** MATERIAL PROVIDED **
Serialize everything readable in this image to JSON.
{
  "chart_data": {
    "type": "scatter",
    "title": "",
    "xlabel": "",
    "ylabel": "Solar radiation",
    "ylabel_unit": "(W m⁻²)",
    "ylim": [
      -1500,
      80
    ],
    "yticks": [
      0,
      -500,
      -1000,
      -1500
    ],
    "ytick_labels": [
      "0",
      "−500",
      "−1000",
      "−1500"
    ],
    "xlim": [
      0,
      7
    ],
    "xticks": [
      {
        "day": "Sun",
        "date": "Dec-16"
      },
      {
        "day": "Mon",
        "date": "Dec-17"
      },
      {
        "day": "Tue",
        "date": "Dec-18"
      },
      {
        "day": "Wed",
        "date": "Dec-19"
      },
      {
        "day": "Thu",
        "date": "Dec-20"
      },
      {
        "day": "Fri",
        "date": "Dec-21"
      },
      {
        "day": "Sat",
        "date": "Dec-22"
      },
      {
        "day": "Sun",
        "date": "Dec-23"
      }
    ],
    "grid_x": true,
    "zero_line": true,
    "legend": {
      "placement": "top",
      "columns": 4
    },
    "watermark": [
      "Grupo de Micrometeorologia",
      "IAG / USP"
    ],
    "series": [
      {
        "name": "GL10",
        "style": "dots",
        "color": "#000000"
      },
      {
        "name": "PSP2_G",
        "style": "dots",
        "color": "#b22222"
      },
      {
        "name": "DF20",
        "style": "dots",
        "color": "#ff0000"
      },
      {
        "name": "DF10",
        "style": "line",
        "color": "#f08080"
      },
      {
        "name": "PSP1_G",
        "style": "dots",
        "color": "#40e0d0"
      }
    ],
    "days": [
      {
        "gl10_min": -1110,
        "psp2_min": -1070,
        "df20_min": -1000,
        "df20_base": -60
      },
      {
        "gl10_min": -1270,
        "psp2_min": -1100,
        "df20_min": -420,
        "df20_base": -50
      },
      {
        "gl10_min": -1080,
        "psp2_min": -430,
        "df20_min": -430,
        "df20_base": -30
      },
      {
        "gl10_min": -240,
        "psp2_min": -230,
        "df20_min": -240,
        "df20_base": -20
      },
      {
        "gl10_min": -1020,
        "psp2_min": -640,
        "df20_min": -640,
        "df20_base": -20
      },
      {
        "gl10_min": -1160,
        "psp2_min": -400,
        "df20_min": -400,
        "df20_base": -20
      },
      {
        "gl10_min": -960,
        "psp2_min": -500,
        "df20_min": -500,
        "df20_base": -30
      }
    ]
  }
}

** REQUIREMENTS **
Count up the lines in the listing that hold the word "color", and give that number only.

** REPLY **
5